■ Task instructions ■
Reproduce every row below, putting "chat-handle" wherever "chat-username" appears and changing nothing else.

■ Stored data ■
◆ ◆ ◆ ◆ ◆ ◆ ◆
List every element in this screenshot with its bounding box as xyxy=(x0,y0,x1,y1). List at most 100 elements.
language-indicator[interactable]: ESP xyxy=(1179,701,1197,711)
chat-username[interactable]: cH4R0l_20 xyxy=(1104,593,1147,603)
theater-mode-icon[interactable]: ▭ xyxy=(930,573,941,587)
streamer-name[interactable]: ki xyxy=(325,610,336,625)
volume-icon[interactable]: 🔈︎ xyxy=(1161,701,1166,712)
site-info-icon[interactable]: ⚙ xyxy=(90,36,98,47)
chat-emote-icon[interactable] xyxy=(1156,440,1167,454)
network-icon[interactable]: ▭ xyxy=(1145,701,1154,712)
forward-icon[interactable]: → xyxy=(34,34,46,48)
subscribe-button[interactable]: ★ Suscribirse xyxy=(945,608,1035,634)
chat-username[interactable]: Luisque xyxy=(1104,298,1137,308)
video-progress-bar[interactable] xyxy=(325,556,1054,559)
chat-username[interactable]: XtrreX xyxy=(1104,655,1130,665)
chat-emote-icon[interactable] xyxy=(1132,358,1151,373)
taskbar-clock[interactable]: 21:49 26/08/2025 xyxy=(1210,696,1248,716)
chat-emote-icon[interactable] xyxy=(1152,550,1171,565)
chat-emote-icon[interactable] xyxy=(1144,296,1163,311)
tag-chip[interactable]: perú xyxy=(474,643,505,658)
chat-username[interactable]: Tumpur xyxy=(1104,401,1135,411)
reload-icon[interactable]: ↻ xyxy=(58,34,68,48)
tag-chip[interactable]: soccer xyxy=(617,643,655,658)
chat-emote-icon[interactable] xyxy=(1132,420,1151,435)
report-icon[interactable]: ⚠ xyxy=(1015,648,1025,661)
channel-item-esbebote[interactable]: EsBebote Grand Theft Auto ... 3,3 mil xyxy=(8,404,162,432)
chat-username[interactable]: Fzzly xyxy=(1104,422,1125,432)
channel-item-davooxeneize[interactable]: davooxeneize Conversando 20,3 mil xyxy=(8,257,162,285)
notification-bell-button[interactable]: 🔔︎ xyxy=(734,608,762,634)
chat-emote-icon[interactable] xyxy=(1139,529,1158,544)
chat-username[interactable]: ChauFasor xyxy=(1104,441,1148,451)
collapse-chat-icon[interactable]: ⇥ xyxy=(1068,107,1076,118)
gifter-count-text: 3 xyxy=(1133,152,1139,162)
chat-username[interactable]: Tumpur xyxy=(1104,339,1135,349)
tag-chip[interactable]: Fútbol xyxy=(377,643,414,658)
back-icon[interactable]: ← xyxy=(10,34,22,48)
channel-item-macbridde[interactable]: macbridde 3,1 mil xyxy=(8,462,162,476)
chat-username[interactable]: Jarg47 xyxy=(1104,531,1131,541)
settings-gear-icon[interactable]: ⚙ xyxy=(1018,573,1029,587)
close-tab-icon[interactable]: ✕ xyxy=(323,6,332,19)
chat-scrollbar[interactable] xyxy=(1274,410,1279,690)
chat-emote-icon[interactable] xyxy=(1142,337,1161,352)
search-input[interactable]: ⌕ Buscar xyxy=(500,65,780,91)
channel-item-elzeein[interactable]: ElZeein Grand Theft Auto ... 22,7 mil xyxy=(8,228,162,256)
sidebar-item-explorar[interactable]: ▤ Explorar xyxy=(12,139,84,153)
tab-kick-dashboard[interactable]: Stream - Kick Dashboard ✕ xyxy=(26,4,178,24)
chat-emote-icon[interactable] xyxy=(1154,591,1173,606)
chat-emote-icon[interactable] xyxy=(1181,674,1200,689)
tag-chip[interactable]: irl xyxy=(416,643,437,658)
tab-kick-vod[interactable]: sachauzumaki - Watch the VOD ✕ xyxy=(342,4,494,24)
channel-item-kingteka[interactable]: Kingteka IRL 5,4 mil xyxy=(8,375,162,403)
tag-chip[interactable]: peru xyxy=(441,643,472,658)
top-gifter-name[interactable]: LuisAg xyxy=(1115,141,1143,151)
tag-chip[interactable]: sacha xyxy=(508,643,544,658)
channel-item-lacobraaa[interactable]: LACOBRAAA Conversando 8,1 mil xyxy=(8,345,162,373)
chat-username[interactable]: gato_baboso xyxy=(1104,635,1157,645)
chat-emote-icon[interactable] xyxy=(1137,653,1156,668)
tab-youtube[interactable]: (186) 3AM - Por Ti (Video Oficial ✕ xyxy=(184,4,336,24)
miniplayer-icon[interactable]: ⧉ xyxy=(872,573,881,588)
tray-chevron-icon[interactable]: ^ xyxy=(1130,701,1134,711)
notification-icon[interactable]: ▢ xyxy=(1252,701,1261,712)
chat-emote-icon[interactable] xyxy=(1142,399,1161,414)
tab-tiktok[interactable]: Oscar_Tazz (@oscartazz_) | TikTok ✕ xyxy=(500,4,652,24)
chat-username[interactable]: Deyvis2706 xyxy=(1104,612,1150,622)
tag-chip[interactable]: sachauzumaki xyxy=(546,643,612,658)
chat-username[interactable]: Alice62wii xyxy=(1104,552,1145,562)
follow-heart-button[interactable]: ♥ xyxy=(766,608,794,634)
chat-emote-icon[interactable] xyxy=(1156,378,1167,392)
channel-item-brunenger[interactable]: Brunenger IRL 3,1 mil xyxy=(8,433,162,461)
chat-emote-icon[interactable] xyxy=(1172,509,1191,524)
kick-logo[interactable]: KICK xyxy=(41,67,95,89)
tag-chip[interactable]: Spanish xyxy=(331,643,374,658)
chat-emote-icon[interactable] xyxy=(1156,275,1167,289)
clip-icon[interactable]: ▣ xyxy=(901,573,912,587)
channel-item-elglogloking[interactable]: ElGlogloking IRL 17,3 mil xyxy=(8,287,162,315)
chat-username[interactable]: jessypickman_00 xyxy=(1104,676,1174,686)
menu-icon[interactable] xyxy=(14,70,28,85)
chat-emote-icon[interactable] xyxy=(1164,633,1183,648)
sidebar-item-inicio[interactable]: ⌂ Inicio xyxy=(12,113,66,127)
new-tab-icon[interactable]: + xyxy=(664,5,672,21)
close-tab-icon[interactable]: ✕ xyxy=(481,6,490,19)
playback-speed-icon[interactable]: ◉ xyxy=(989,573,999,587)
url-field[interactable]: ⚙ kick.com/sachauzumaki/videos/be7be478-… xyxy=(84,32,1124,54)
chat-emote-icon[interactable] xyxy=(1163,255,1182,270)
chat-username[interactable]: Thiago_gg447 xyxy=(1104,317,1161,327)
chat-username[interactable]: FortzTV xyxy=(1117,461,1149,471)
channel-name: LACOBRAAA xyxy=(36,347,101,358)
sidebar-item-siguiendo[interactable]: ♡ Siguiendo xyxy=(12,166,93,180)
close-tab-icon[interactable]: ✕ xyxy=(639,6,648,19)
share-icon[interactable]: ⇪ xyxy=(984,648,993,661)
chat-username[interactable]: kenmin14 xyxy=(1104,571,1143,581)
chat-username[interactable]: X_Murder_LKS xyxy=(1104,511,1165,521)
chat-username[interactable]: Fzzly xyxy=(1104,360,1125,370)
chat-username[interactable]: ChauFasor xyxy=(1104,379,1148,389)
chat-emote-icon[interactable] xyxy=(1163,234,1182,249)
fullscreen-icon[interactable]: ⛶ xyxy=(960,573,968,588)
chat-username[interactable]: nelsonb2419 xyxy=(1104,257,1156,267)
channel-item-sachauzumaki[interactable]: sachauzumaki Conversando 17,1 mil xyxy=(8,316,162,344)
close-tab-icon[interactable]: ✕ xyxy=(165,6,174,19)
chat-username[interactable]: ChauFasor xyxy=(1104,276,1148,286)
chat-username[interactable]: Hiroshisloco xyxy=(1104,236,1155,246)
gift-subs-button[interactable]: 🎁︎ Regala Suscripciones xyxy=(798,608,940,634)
◆ ◆ ◆ ◆ ◆ ◆ ◆
■ In response ■
List every element in this screenshot with its bounding box as xyxy=(x0,y0,x1,y1). List at most 100 elements.
language-indicator[interactable]: ESP xyxy=(1179,701,1197,711)
chat-handle[interactable]: cH4R0l_20 xyxy=(1104,593,1147,603)
theater-mode-icon[interactable]: ▭ xyxy=(930,573,941,587)
streamer-name[interactable]: ki xyxy=(325,610,336,625)
volume-icon[interactable]: 🔈︎ xyxy=(1161,701,1166,712)
site-info-icon[interactable]: ⚙ xyxy=(90,36,98,47)
chat-emote-icon[interactable] xyxy=(1156,440,1167,454)
network-icon[interactable]: ▭ xyxy=(1145,701,1154,712)
forward-icon[interactable]: → xyxy=(34,34,46,48)
subscribe-button[interactable]: ★ Suscribirse xyxy=(945,608,1035,634)
chat-handle[interactable]: Luisque xyxy=(1104,298,1137,308)
video-progress-bar[interactable] xyxy=(325,556,1054,559)
chat-handle[interactable]: XtrreX xyxy=(1104,655,1130,665)
chat-emote-icon[interactable] xyxy=(1132,358,1151,373)
taskbar-clock[interactable]: 21:49 26/08/2025 xyxy=(1210,696,1248,716)
chat-emote-icon[interactable] xyxy=(1152,550,1171,565)
chat-emote-icon[interactable] xyxy=(1144,296,1163,311)
tag-chip[interactable]: perú xyxy=(474,643,505,658)
chat-handle[interactable]: Tumpur xyxy=(1104,401,1135,411)
reload-icon[interactable]: ↻ xyxy=(58,34,68,48)
tag-chip[interactable]: soccer xyxy=(617,643,655,658)
chat-emote-icon[interactable] xyxy=(1132,420,1151,435)
report-icon[interactable]: ⚠ xyxy=(1015,648,1025,661)
channel-item-esbebote[interactable]: EsBebote Grand Theft Auto ... 3,3 mil xyxy=(8,404,162,432)
chat-handle[interactable]: Fzzly xyxy=(1104,422,1125,432)
channel-item-davooxeneize[interactable]: davooxeneize Conversando 20,3 mil xyxy=(8,257,162,285)
notification-bell-button[interactable]: 🔔︎ xyxy=(734,608,762,634)
chat-emote-icon[interactable] xyxy=(1139,529,1158,544)
chat-handle[interactable]: ChauFasor xyxy=(1104,441,1148,451)
collapse-chat-icon[interactable]: ⇥ xyxy=(1068,107,1076,118)
gifter-count-text: 3 xyxy=(1133,152,1139,162)
chat-handle[interactable]: Tumpur xyxy=(1104,339,1135,349)
tag-chip[interactable]: Fútbol xyxy=(377,643,414,658)
back-icon[interactable]: ← xyxy=(10,34,22,48)
channel-item-macbridde[interactable]: macbridde 3,1 mil xyxy=(8,462,162,476)
chat-handle[interactable]: Jarg47 xyxy=(1104,531,1131,541)
settings-gear-icon[interactable]: ⚙ xyxy=(1018,573,1029,587)
close-tab-icon[interactable]: ✕ xyxy=(323,6,332,19)
chat-scrollbar[interactable] xyxy=(1274,410,1279,690)
chat-emote-icon[interactable] xyxy=(1142,337,1161,352)
search-input[interactable]: ⌕ Buscar xyxy=(500,65,780,91)
channel-item-elzeein[interactable]: ElZeein Grand Theft Auto ... 22,7 mil xyxy=(8,228,162,256)
sidebar-item-explorar[interactable]: ▤ Explorar xyxy=(12,139,84,153)
tab-kick-dashboard[interactable]: Stream - Kick Dashboard ✕ xyxy=(26,4,178,24)
chat-emote-icon[interactable] xyxy=(1154,591,1173,606)
chat-emote-icon[interactable] xyxy=(1181,674,1200,689)
tag-chip[interactable]: irl xyxy=(416,643,437,658)
tab-kick-vod[interactable]: sachauzumaki - Watch the VOD ✕ xyxy=(342,4,494,24)
channel-item-kingteka[interactable]: Kingteka IRL 5,4 mil xyxy=(8,375,162,403)
tag-chip[interactable]: peru xyxy=(441,643,472,658)
top-gifter-name[interactable]: LuisAg xyxy=(1115,141,1143,151)
tag-chip[interactable]: sacha xyxy=(508,643,544,658)
channel-item-lacobraaa[interactable]: LACOBRAAA Conversando 8,1 mil xyxy=(8,345,162,373)
chat-handle[interactable]: gato_baboso xyxy=(1104,635,1157,645)
chat-emote-icon[interactable] xyxy=(1137,653,1156,668)
tab-youtube[interactable]: (186) 3AM - Por Ti (Video Oficial ✕ xyxy=(184,4,336,24)
miniplayer-icon[interactable]: ⧉ xyxy=(872,573,881,588)
tray-chevron-icon[interactable]: ^ xyxy=(1130,701,1134,711)
notification-icon[interactable]: ▢ xyxy=(1252,701,1261,712)
chat-emote-icon[interactable] xyxy=(1142,399,1161,414)
tab-tiktok[interactable]: Oscar_Tazz (@oscartazz_) | TikTok ✕ xyxy=(500,4,652,24)
chat-handle[interactable]: Deyvis2706 xyxy=(1104,612,1150,622)
tag-chip[interactable]: sachauzumaki xyxy=(546,643,612,658)
chat-handle[interactable]: Alice62wii xyxy=(1104,552,1145,562)
follow-heart-button[interactable]: ♥ xyxy=(766,608,794,634)
chat-emote-icon[interactable] xyxy=(1156,378,1167,392)
channel-item-brunenger[interactable]: Brunenger IRL 3,1 mil xyxy=(8,433,162,461)
chat-emote-icon[interactable] xyxy=(1172,509,1191,524)
kick-logo[interactable]: KICK xyxy=(41,67,95,89)
tag-chip[interactable]: Spanish xyxy=(331,643,374,658)
chat-emote-icon[interactable] xyxy=(1156,275,1167,289)
clip-icon[interactable]: ▣ xyxy=(901,573,912,587)
channel-item-elglogloking[interactable]: ElGlogloking IRL 17,3 mil xyxy=(8,287,162,315)
chat-handle[interactable]: jessypickman_00 xyxy=(1104,676,1174,686)
menu-icon[interactable] xyxy=(14,70,28,85)
chat-emote-icon[interactable] xyxy=(1164,633,1183,648)
sidebar-item-inicio[interactable]: ⌂ Inicio xyxy=(12,113,66,127)
new-tab-icon[interactable]: + xyxy=(664,5,672,21)
close-tab-icon[interactable]: ✕ xyxy=(481,6,490,19)
playback-speed-icon[interactable]: ◉ xyxy=(989,573,999,587)
url-field[interactable]: ⚙ kick.com/sachauzumaki/videos/be7be478-… xyxy=(84,32,1124,54)
chat-emote-icon[interactable] xyxy=(1163,255,1182,270)
chat-handle[interactable]: Thiago_gg447 xyxy=(1104,317,1161,327)
chat-handle[interactable]: FortzTV xyxy=(1117,461,1149,471)
channel-name: LACOBRAAA xyxy=(36,347,101,358)
sidebar-item-siguiendo[interactable]: ♡ Siguiendo xyxy=(12,166,93,180)
close-tab-icon[interactable]: ✕ xyxy=(639,6,648,19)
share-icon[interactable]: ⇪ xyxy=(984,648,993,661)
chat-handle[interactable]: kenmin14 xyxy=(1104,571,1143,581)
chat-handle[interactable]: X_Murder_LKS xyxy=(1104,511,1165,521)
chat-handle[interactable]: Fzzly xyxy=(1104,360,1125,370)
chat-handle[interactable]: ChauFasor xyxy=(1104,379,1148,389)
chat-emote-icon[interactable] xyxy=(1163,234,1182,249)
fullscreen-icon[interactable]: ⛶ xyxy=(960,573,968,588)
chat-handle[interactable]: nelsonb2419 xyxy=(1104,257,1156,267)
channel-item-sachauzumaki[interactable]: sachauzumaki Conversando 17,1 mil xyxy=(8,316,162,344)
close-tab-icon[interactable]: ✕ xyxy=(165,6,174,19)
chat-handle[interactable]: ChauFasor xyxy=(1104,276,1148,286)
chat-handle[interactable]: Hiroshisloco xyxy=(1104,236,1155,246)
gift-subs-button[interactable]: 🎁︎ Regala Suscripciones xyxy=(798,608,940,634)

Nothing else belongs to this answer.